• Task: Return the entries below in their exact form, leaving the pictures out.
* begin Supplied material *
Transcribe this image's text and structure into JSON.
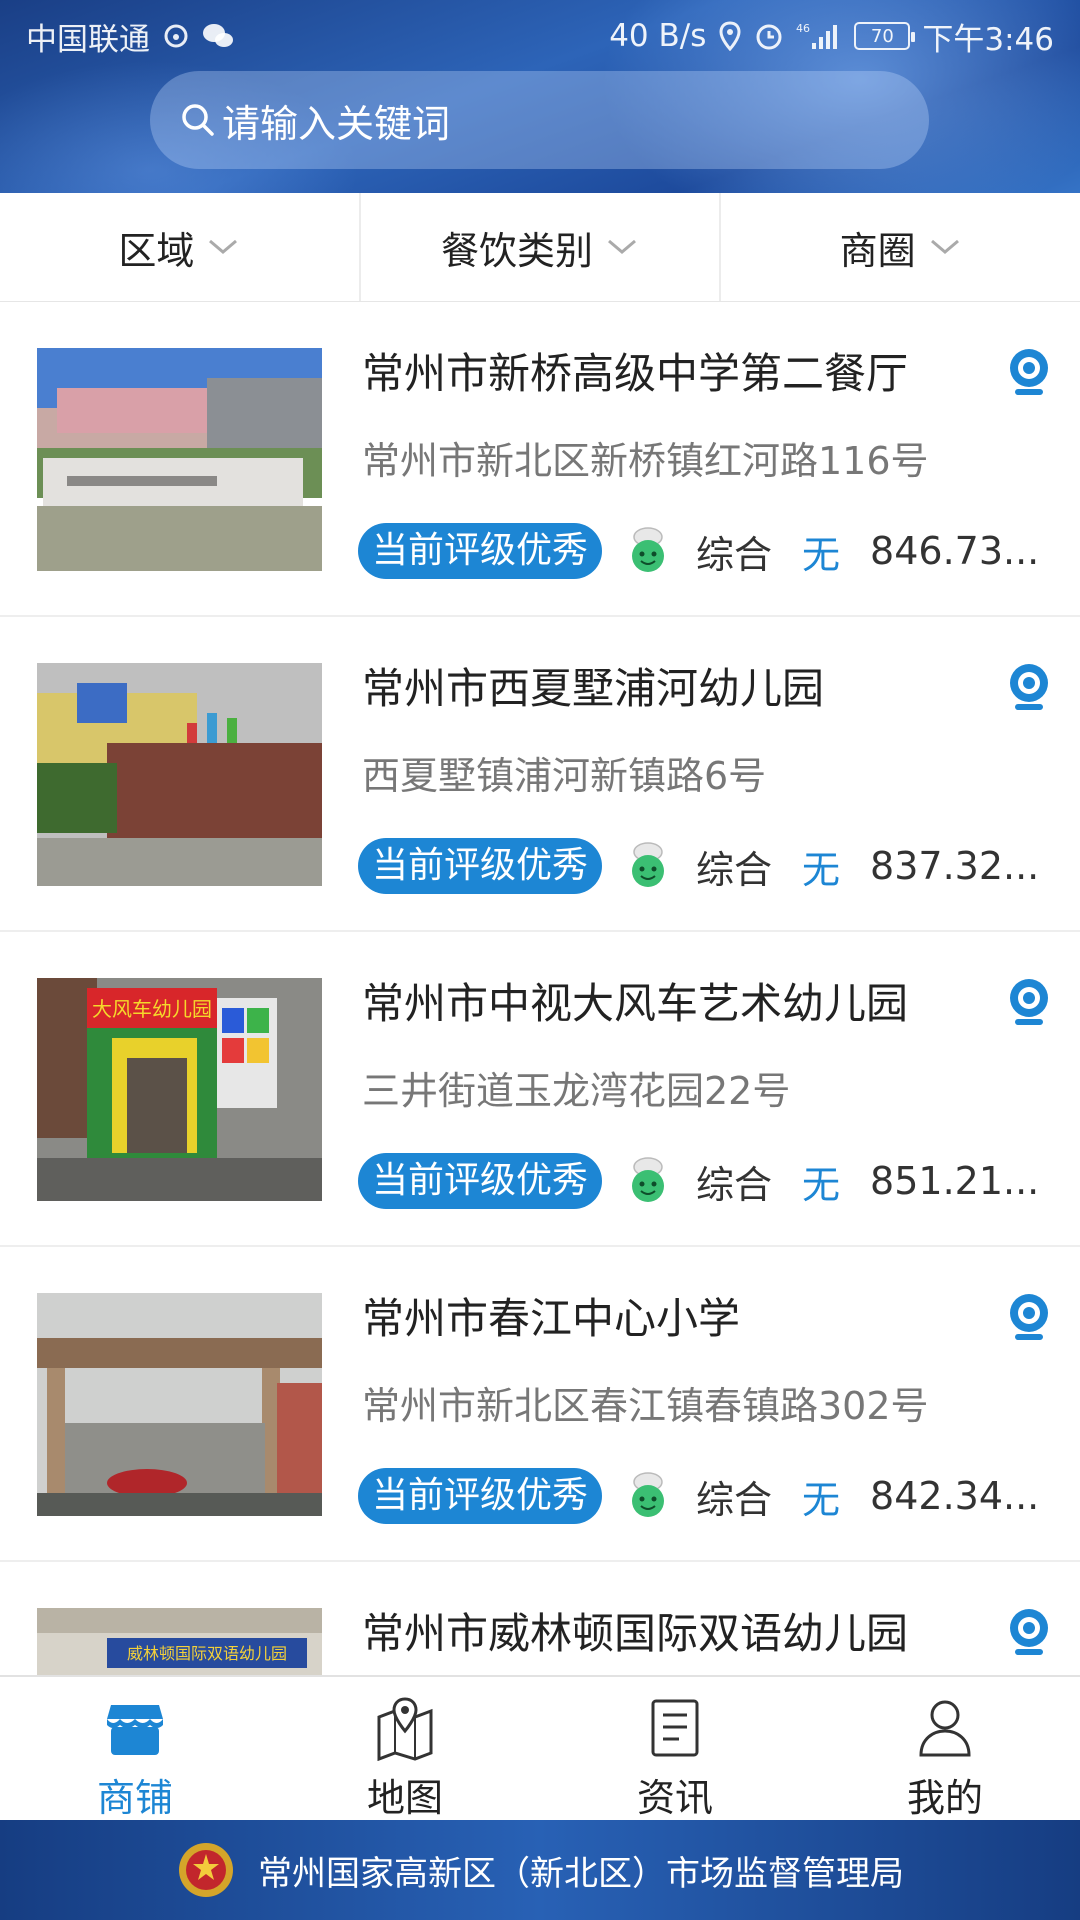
{
  "status_bar": {
    "carrier": "中国联通",
    "speed": "40 B/s",
    "battery": "70",
    "time": "下午3:46",
    "network": "46"
  },
  "search": {
    "placeholder": "请输入关键词"
  },
  "filters": [
    {
      "label": "区域"
    },
    {
      "label": "餐饮类别"
    },
    {
      "label": "商圈"
    }
  ],
  "shops": [
    {
      "name": "常州市新桥高级中学第二餐厅",
      "address": "常州市新北区新桥镇红河路116号",
      "rating": "当前评级优秀",
      "category": "综合",
      "status": "无",
      "distance": "846.73..."
    },
    {
      "name": "常州市西夏墅浦河幼儿园",
      "address": "西夏墅镇浦河新镇路6号",
      "rating": "当前评级优秀",
      "category": "综合",
      "status": "无",
      "distance": "837.32..."
    },
    {
      "name": "常州市中视大风车艺术幼儿园",
      "address": "三井街道玉龙湾花园22号",
      "rating": "当前评级优秀",
      "category": "综合",
      "status": "无",
      "distance": "851.21..."
    },
    {
      "name": "常州市春江中心小学",
      "address": "常州市新北区春江镇春镇路302号",
      "rating": "当前评级优秀",
      "category": "综合",
      "status": "无",
      "distance": "842.34..."
    },
    {
      "name": "常州市威林顿国际双语幼儿园",
      "address": "",
      "rating": "",
      "category": "",
      "status": "",
      "distance": ""
    }
  ],
  "thumb_texts": {
    "sign_3": "大风车幼儿园",
    "sign_5": "威林顿国际双语幼儿园"
  },
  "nav": [
    {
      "label": "商铺",
      "icon": "shop-icon",
      "active": true
    },
    {
      "label": "地图",
      "icon": "map-icon",
      "active": false
    },
    {
      "label": "资讯",
      "icon": "news-icon",
      "active": false
    },
    {
      "label": "我的",
      "icon": "user-icon",
      "active": false
    }
  ],
  "footer": {
    "text": "常州国家高新区（新北区）市场监督管理局"
  },
  "colors": {
    "accent": "#1d86d4",
    "header": "#2d64b8",
    "footer": "#1f4f9c"
  }
}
* end Supplied material *
• Answer to the task:
Transcribe this image's text and structure into JSON.
{
  "status_bar": {
    "carrier": "中国联通",
    "speed": "40 B/s",
    "battery": "70",
    "time": "下午3:46",
    "network": "46"
  },
  "search": {
    "placeholder": "请输入关键词"
  },
  "filters": [
    {
      "label": "区域"
    },
    {
      "label": "餐饮类别"
    },
    {
      "label": "商圈"
    }
  ],
  "shops": [
    {
      "name": "常州市新桥高级中学第二餐厅",
      "address": "常州市新北区新桥镇红河路116号",
      "rating": "当前评级优秀",
      "category": "综合",
      "status": "无",
      "distance": "846.73..."
    },
    {
      "name": "常州市西夏墅浦河幼儿园",
      "address": "西夏墅镇浦河新镇路6号",
      "rating": "当前评级优秀",
      "category": "综合",
      "status": "无",
      "distance": "837.32..."
    },
    {
      "name": "常州市中视大风车艺术幼儿园",
      "address": "三井街道玉龙湾花园22号",
      "rating": "当前评级优秀",
      "category": "综合",
      "status": "无",
      "distance": "851.21..."
    },
    {
      "name": "常州市春江中心小学",
      "address": "常州市新北区春江镇春镇路302号",
      "rating": "当前评级优秀",
      "category": "综合",
      "status": "无",
      "distance": "842.34..."
    },
    {
      "name": "常州市威林顿国际双语幼儿园",
      "address": "",
      "rating": "",
      "category": "",
      "status": "",
      "distance": ""
    }
  ],
  "thumb_texts": {
    "sign_3": "大风车幼儿园",
    "sign_5": "威林顿国际双语幼儿园"
  },
  "nav": [
    {
      "label": "商铺",
      "icon": "shop-icon",
      "active": true
    },
    {
      "label": "地图",
      "icon": "map-icon",
      "active": false
    },
    {
      "label": "资讯",
      "icon": "news-icon",
      "active": false
    },
    {
      "label": "我的",
      "icon": "user-icon",
      "active": false
    }
  ],
  "footer": {
    "text": "常州国家高新区（新北区）市场监督管理局"
  },
  "colors": {
    "accent": "#1d86d4",
    "header": "#2d64b8",
    "footer": "#1f4f9c"
  }
}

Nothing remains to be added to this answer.